■ Task goal
Report how many lines below contain the word "name". Give only the number.

——

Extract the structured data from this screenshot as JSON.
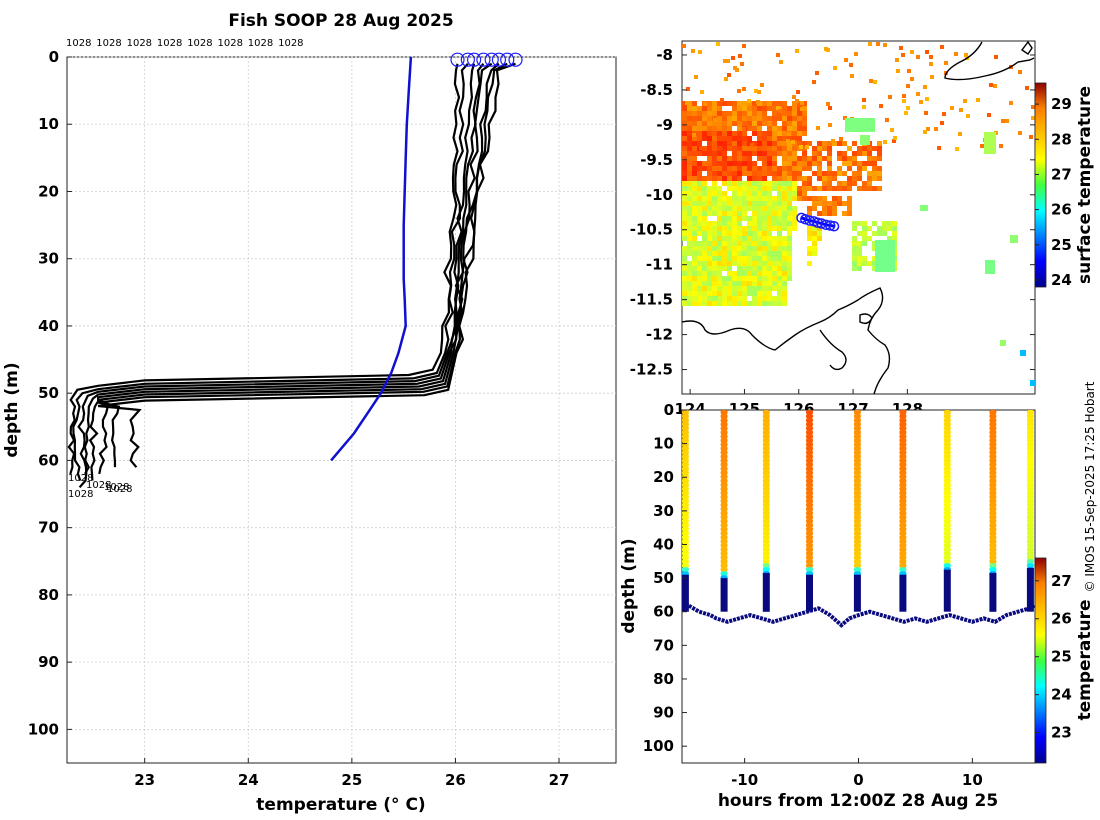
{
  "chart_data": [
    {
      "type": "line",
      "title": "Fish SOOP 28 Aug 2025",
      "xlabel": "temperature (° C)",
      "ylabel": "depth (m)",
      "xlim": [
        22.25,
        27.55
      ],
      "ylim": [
        105,
        0
      ],
      "xticks": [
        23,
        24,
        25,
        26,
        27
      ],
      "yticks": [
        0,
        10,
        20,
        30,
        40,
        50,
        60,
        70,
        80,
        90,
        100
      ],
      "id_label": "1028",
      "id_label_count": 8,
      "bottom_labels": [
        "1028",
        "1028",
        "1028",
        "1028",
        "1028"
      ],
      "climatology_color": "#1010d0",
      "profile_color": "#000000",
      "climatology": {
        "name": "climatology",
        "points": [
          [
            25.57,
            0
          ],
          [
            25.55,
            5
          ],
          [
            25.53,
            10
          ],
          [
            25.52,
            15
          ],
          [
            25.51,
            20
          ],
          [
            25.5,
            25
          ],
          [
            25.5,
            30
          ],
          [
            25.5,
            33
          ],
          [
            25.51,
            36
          ],
          [
            25.52,
            40
          ],
          [
            25.45,
            44
          ],
          [
            25.38,
            47
          ],
          [
            25.28,
            50
          ],
          [
            25.15,
            53
          ],
          [
            25.02,
            56
          ],
          [
            24.8,
            60
          ]
        ]
      },
      "profiles": [
        {
          "name": "p1",
          "surface": 26.02,
          "top": 26.02,
          "t20": 25.98,
          "t40": 25.9,
          "bend": 47.3,
          "bot": 22.3,
          "end": 62
        },
        {
          "name": "p2",
          "surface": 26.12,
          "top": 26.1,
          "t20": 26.02,
          "t40": 25.94,
          "bend": 47.8,
          "bot": 22.35,
          "end": 63
        },
        {
          "name": "p3",
          "surface": 26.18,
          "top": 26.16,
          "t20": 26.06,
          "t40": 25.96,
          "bend": 48.2,
          "bot": 22.4,
          "end": 64
        },
        {
          "name": "p4",
          "surface": 26.27,
          "top": 26.24,
          "t20": 26.1,
          "t40": 25.98,
          "bend": 48.6,
          "bot": 22.45,
          "end": 62.5
        },
        {
          "name": "p5",
          "surface": 26.35,
          "top": 26.3,
          "t20": 26.14,
          "t40": 26.0,
          "bend": 49.0,
          "bot": 22.5,
          "end": 63.5
        },
        {
          "name": "p6",
          "surface": 26.42,
          "top": 26.35,
          "t20": 26.18,
          "t40": 26.02,
          "bend": 49.4,
          "bot": 22.6,
          "end": 62
        },
        {
          "name": "p7",
          "surface": 26.5,
          "top": 26.4,
          "t20": 26.2,
          "t40": 26.04,
          "bend": 49.8,
          "bot": 22.7,
          "end": 61.5
        },
        {
          "name": "p8",
          "surface": 26.58,
          "top": 26.45,
          "t20": 26.22,
          "t40": 26.05,
          "bend": 50.3,
          "bot": 22.9,
          "end": 61
        }
      ]
    },
    {
      "type": "heatmap",
      "title": "",
      "xlim": [
        123.85,
        130.35
      ],
      "ylim": [
        -12.85,
        -7.8
      ],
      "xticks": [
        124,
        125,
        126,
        127,
        128
      ],
      "yticks": [
        -8,
        -8.5,
        -9,
        -9.5,
        -10,
        -10.5,
        -11,
        -11.5,
        -12,
        -12.5
      ],
      "colorbar_label": "surface temperature",
      "colorbar_range": [
        23.8,
        29.6
      ],
      "colorbar_ticks": [
        24,
        25,
        26,
        27,
        28,
        29
      ],
      "track": [
        [
          126.05,
          -10.33
        ],
        [
          126.12,
          -10.35
        ],
        [
          126.2,
          -10.37
        ],
        [
          126.28,
          -10.38
        ],
        [
          126.35,
          -10.4
        ],
        [
          126.42,
          -10.41
        ],
        [
          126.5,
          -10.43
        ],
        [
          126.58,
          -10.44
        ],
        [
          126.65,
          -10.45
        ]
      ]
    },
    {
      "type": "scatter",
      "title": "",
      "xlabel": "hours from 12:00Z 28 Aug 25",
      "ylabel": "depth (m)",
      "xlim": [
        -15.5,
        15.5
      ],
      "ylim": [
        105,
        0
      ],
      "xticks": [
        -10,
        0,
        10
      ],
      "yticks": [
        0,
        10,
        20,
        30,
        40,
        50,
        60,
        70,
        80,
        90,
        100
      ],
      "colorbar_label": "temperature",
      "colorbar_range": [
        22.2,
        27.6
      ],
      "colorbar_ticks": [
        23,
        24,
        25,
        26,
        27
      ],
      "casts": [
        -15.2,
        -11.8,
        -8.1,
        -4.3,
        -0.1,
        3.9,
        7.8,
        11.8,
        15.1
      ],
      "cast_top_temps": [
        25.9,
        26.3,
        26.0,
        26.5,
        26.2,
        26.4,
        25.8,
        26.3,
        25.7
      ],
      "cast_bottom_depth": [
        49,
        50,
        48.5,
        49,
        49,
        49,
        47.5,
        48.5,
        47
      ],
      "bottom_line": [
        [
          -15.5,
          57
        ],
        [
          -15,
          58
        ],
        [
          -14,
          60
        ],
        [
          -13,
          61
        ],
        [
          -12.5,
          62
        ],
        [
          -11.5,
          63
        ],
        [
          -10.5,
          62
        ],
        [
          -9.5,
          61
        ],
        [
          -8.5,
          62
        ],
        [
          -7.5,
          63
        ],
        [
          -6.5,
          62
        ],
        [
          -5.5,
          61
        ],
        [
          -4.5,
          60
        ],
        [
          -3.5,
          59
        ],
        [
          -2.5,
          61
        ],
        [
          -1.5,
          64
        ],
        [
          -0.8,
          62
        ],
        [
          0,
          61
        ],
        [
          1,
          60
        ],
        [
          2,
          61
        ],
        [
          3,
          62
        ],
        [
          4,
          63
        ],
        [
          5,
          62
        ],
        [
          6,
          63
        ],
        [
          7,
          62
        ],
        [
          8,
          61
        ],
        [
          9,
          62
        ],
        [
          10,
          63
        ],
        [
          11,
          62
        ],
        [
          12,
          63
        ],
        [
          13,
          61
        ],
        [
          14,
          60
        ],
        [
          15,
          59
        ],
        [
          15.5,
          58
        ]
      ]
    }
  ],
  "credit": "© IMOS 15-Sep-2025 17:25 Hobart"
}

——

■ Solution
9